## Exercise requirements:
Pull each line containing "Mobility" out of the data and copy it.

## Available records:
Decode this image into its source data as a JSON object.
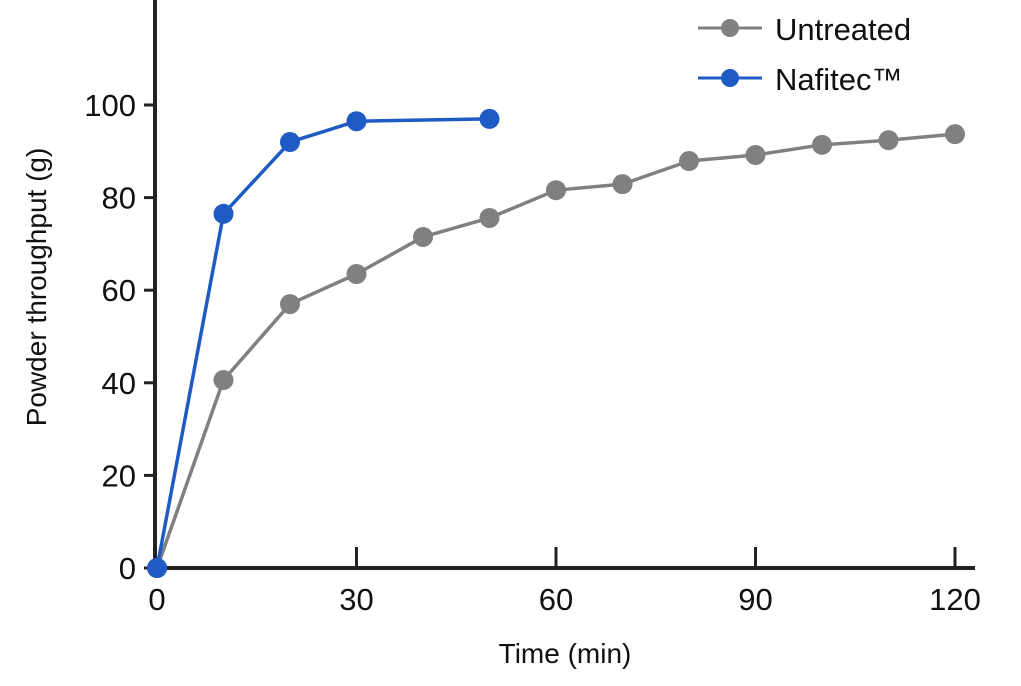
{
  "chart_data": {
    "type": "line",
    "title": "",
    "xlabel": "Time (min)",
    "ylabel": "Powder throughput (g)",
    "xlim": [
      0,
      120
    ],
    "ylim": [
      0,
      100
    ],
    "xticks": [
      0,
      30,
      60,
      90,
      120
    ],
    "yticks": [
      0,
      20,
      40,
      60,
      80,
      100
    ],
    "grid": false,
    "legend_position": "top-right",
    "series": [
      {
        "name": "Untreated",
        "color": "#808080",
        "x": [
          0,
          10,
          20,
          30,
          40,
          50,
          60,
          70,
          80,
          90,
          100,
          110,
          120
        ],
        "y": [
          0,
          40.6,
          57.0,
          63.5,
          71.5,
          75.6,
          81.6,
          82.9,
          87.9,
          89.2,
          91.4,
          92.4,
          93.7
        ]
      },
      {
        "name": "Nafitec™",
        "color": "#1f5bc4",
        "x": [
          0,
          10,
          20,
          30,
          50
        ],
        "y": [
          0,
          76.5,
          92.0,
          96.5,
          97.0
        ]
      }
    ]
  }
}
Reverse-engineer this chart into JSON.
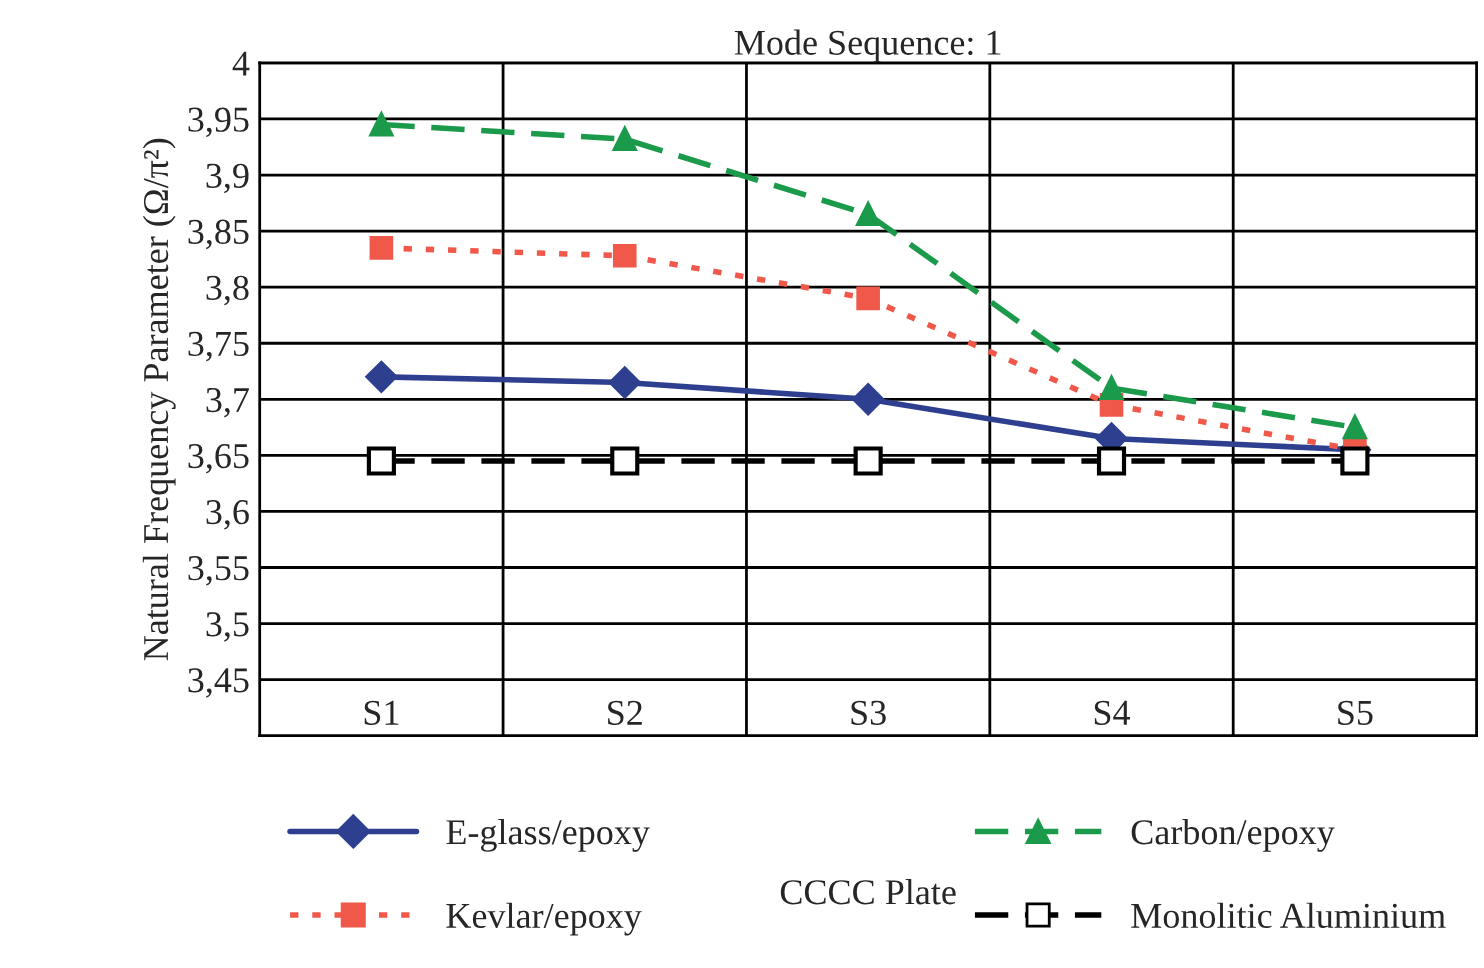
{
  "chart_data": {
    "type": "line",
    "title": "Mode Sequence: 1",
    "xlabel": "CCCC Plate",
    "ylabel": "Natural Frequency Parameter (Ω/π²)",
    "categories": [
      "S1",
      "S2",
      "S3",
      "S4",
      "S5"
    ],
    "series": [
      {
        "name": "E-glass/epoxy",
        "color": "#2e3f8f",
        "marker": "diamond",
        "line_style": "solid",
        "values": [
          3.72,
          3.715,
          3.7,
          3.665,
          3.655
        ]
      },
      {
        "name": "Kevlar/epoxy",
        "color": "#f0584a",
        "marker": "square",
        "line_style": "dotted",
        "values": [
          3.835,
          3.828,
          3.79,
          3.695,
          3.655
        ]
      },
      {
        "name": "Carbon/epoxy",
        "color": "#1a9a4a",
        "marker": "triangle",
        "line_style": "dashed",
        "values": [
          3.945,
          3.932,
          3.865,
          3.71,
          3.675
        ]
      },
      {
        "name": "Monolitic Aluminium",
        "color": "#000000",
        "marker": "square",
        "line_style": "dashed",
        "values": [
          3.645,
          3.645,
          3.645,
          3.645,
          3.645
        ]
      }
    ],
    "ylim": [
      3.4,
      4
    ],
    "yticks": [
      {
        "value": 3.45,
        "label": "3,45"
      },
      {
        "value": 3.5,
        "label": "3,5"
      },
      {
        "value": 3.55,
        "label": "3,55"
      },
      {
        "value": 3.6,
        "label": "3,6"
      },
      {
        "value": 3.65,
        "label": "3,65"
      },
      {
        "value": 3.7,
        "label": "3,7"
      },
      {
        "value": 3.75,
        "label": "3,75"
      },
      {
        "value": 3.8,
        "label": "3,8"
      },
      {
        "value": 3.85,
        "label": "3,85"
      },
      {
        "value": 3.9,
        "label": "3,9"
      },
      {
        "value": 3.95,
        "label": "3,95"
      },
      4
    ],
    "grid": true,
    "legend": "bottom"
  }
}
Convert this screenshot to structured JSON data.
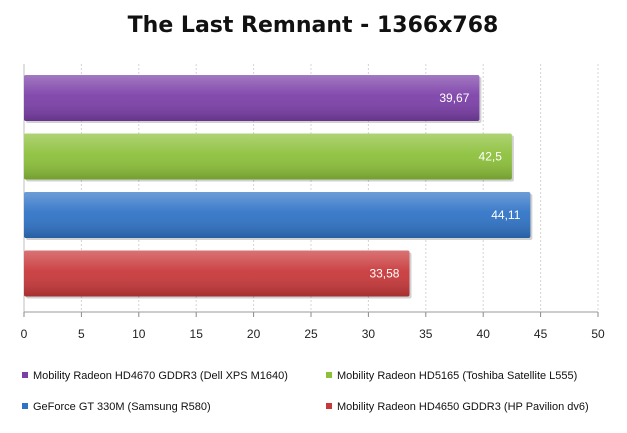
{
  "chart_data": {
    "type": "bar",
    "orientation": "horizontal",
    "title": "The Last Remnant - 1366x768",
    "xlim": [
      0,
      50
    ],
    "x_ticks": [
      "0",
      "5",
      "10",
      "15",
      "20",
      "25",
      "30",
      "35",
      "40",
      "45",
      "50"
    ],
    "grid": true,
    "legend_position": "bottom",
    "series": [
      {
        "name": "Mobility Radeon HD4670 GDDR3 (Dell XPS M1640)",
        "value": 39.67,
        "label": "39,67",
        "color": "#7b3fa8"
      },
      {
        "name": "Mobility Radeon HD5165 (Toshiba Satellite L555)",
        "value": 42.5,
        "label": "42,5",
        "color": "#8cc03a"
      },
      {
        "name": "GeForce GT 330M (Samsung R580)",
        "value": 44.11,
        "label": "44,11",
        "color": "#2f73c6"
      },
      {
        "name": "Mobility Radeon HD4650 GDDR3 (HP Pavilion dv6)",
        "value": 33.58,
        "label": "33,58",
        "color": "#c8383a"
      }
    ]
  }
}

## Worked answer:
        "name": "Mobility Radeon HD4670 GDDR3 (Dell XPS M1640)",
        "name": "Mobility Radeon HD5165 (Toshiba Satellite L555)",
        "name": "Mobility Radeon HD4650 GDDR3 (HP Pavilion dv6)",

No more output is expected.